(Figure collection entries)

● ● ● ● ● ● ●

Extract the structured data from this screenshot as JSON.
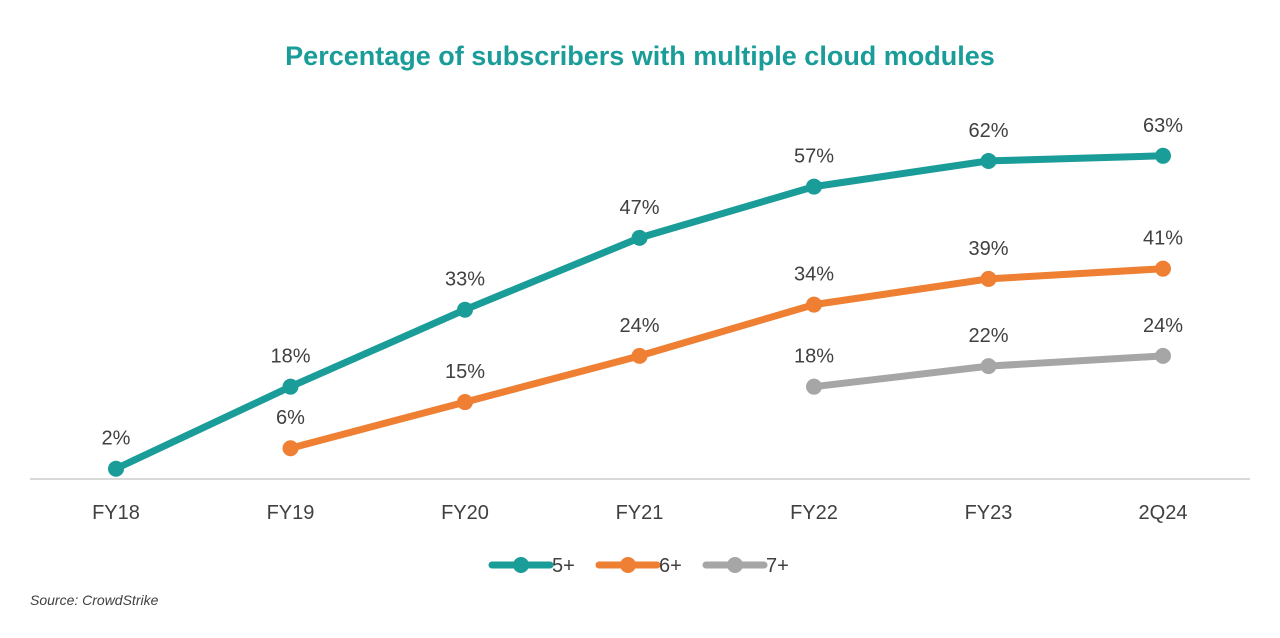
{
  "chart_data": {
    "type": "line",
    "title": "Percentage of subscribers with multiple cloud modules",
    "categories": [
      "FY18",
      "FY19",
      "FY20",
      "FY21",
      "FY22",
      "FY23",
      "2Q24"
    ],
    "ylim": [
      0,
      75
    ],
    "grid": false,
    "legend_position": "bottom",
    "series": [
      {
        "name": "5+",
        "color": "#1a9c99",
        "values": [
          2,
          18,
          33,
          47,
          57,
          62,
          63
        ],
        "labels": [
          "2%",
          "18%",
          "33%",
          "47%",
          "57%",
          "62%",
          "63%"
        ]
      },
      {
        "name": "6+",
        "color": "#ee7f33",
        "values": [
          null,
          6,
          15,
          24,
          34,
          39,
          41
        ],
        "labels": [
          null,
          "6%",
          "15%",
          "24%",
          "34%",
          "39%",
          "41%"
        ]
      },
      {
        "name": "7+",
        "color": "#a6a6a6",
        "values": [
          null,
          null,
          null,
          null,
          18,
          22,
          24
        ],
        "labels": [
          null,
          null,
          null,
          null,
          "18%",
          "22%",
          "24%"
        ]
      }
    ]
  },
  "colors": {
    "title": "#1a9c99",
    "axis": "#d9d9d9"
  },
  "source": "Source: CrowdStrike"
}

● ● ● ● ● ● ●

Aim> Print the records word for word and exclude any picture they hold.

The result>
Extract the structured data from this screenshot as JSON.
{
  "chart_data": {
    "type": "line",
    "title": "Percentage of subscribers with multiple cloud modules",
    "categories": [
      "FY18",
      "FY19",
      "FY20",
      "FY21",
      "FY22",
      "FY23",
      "2Q24"
    ],
    "ylim": [
      0,
      75
    ],
    "grid": false,
    "legend_position": "bottom",
    "series": [
      {
        "name": "5+",
        "color": "#1a9c99",
        "values": [
          2,
          18,
          33,
          47,
          57,
          62,
          63
        ],
        "labels": [
          "2%",
          "18%",
          "33%",
          "47%",
          "57%",
          "62%",
          "63%"
        ]
      },
      {
        "name": "6+",
        "color": "#ee7f33",
        "values": [
          null,
          6,
          15,
          24,
          34,
          39,
          41
        ],
        "labels": [
          null,
          "6%",
          "15%",
          "24%",
          "34%",
          "39%",
          "41%"
        ]
      },
      {
        "name": "7+",
        "color": "#a6a6a6",
        "values": [
          null,
          null,
          null,
          null,
          18,
          22,
          24
        ],
        "labels": [
          null,
          null,
          null,
          null,
          "18%",
          "22%",
          "24%"
        ]
      }
    ]
  },
  "colors": {
    "title": "#1a9c99",
    "axis": "#d9d9d9"
  },
  "source": "Source: CrowdStrike"
}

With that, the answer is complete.